Select and copy out every line in the records containing "PEMUDA".
[Start SUPPLIED ENTRIES]
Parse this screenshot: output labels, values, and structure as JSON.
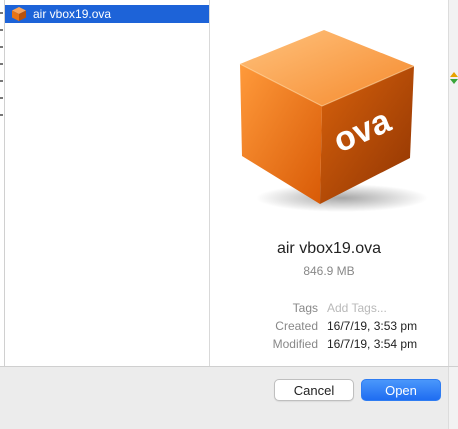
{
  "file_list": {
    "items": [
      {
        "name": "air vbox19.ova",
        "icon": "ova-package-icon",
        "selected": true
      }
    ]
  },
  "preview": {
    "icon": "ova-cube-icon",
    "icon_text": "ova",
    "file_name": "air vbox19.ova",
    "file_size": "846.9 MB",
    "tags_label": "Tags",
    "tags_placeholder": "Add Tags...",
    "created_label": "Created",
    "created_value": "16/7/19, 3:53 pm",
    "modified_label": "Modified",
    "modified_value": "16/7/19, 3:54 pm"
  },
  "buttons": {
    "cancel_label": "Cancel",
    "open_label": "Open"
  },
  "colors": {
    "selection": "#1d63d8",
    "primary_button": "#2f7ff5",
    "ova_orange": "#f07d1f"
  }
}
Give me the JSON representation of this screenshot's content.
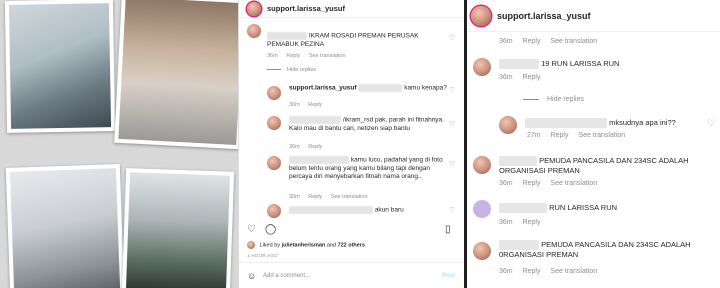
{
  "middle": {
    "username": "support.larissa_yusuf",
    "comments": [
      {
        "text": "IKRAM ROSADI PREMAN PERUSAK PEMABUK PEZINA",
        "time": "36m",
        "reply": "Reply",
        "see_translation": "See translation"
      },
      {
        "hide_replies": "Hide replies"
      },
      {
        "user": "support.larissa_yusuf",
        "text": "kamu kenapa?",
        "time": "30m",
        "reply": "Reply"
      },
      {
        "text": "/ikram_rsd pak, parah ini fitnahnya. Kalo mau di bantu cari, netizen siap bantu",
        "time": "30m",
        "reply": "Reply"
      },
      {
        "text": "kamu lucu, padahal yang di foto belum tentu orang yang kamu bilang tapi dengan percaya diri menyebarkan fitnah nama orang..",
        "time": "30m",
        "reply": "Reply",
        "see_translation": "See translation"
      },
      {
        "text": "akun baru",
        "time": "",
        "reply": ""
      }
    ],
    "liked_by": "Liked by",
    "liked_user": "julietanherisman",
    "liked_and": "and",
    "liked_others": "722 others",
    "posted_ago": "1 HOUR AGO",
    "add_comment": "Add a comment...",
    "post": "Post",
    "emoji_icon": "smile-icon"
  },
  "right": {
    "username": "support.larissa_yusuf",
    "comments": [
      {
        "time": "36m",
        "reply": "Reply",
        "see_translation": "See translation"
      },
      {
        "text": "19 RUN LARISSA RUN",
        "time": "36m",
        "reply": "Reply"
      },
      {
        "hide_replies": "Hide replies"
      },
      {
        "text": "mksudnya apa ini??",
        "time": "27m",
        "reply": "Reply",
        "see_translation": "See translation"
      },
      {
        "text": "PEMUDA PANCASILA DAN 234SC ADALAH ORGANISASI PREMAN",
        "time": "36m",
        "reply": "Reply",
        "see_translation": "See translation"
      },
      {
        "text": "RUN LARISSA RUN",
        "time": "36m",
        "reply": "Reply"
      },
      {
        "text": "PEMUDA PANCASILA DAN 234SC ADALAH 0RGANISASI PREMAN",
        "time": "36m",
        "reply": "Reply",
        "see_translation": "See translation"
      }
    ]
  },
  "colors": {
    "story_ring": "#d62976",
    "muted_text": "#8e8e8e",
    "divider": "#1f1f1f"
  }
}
[End SUPPLIED ENTRIES]
▶ **EXERCISE OUTPUT**:
        "text": "PEMUDA PANCASILA DAN 234SC ADALAH ORGANISASI PREMAN",
        "text": "PEMUDA PANCASILA DAN 234SC ADALAH 0RGANISASI PREMAN",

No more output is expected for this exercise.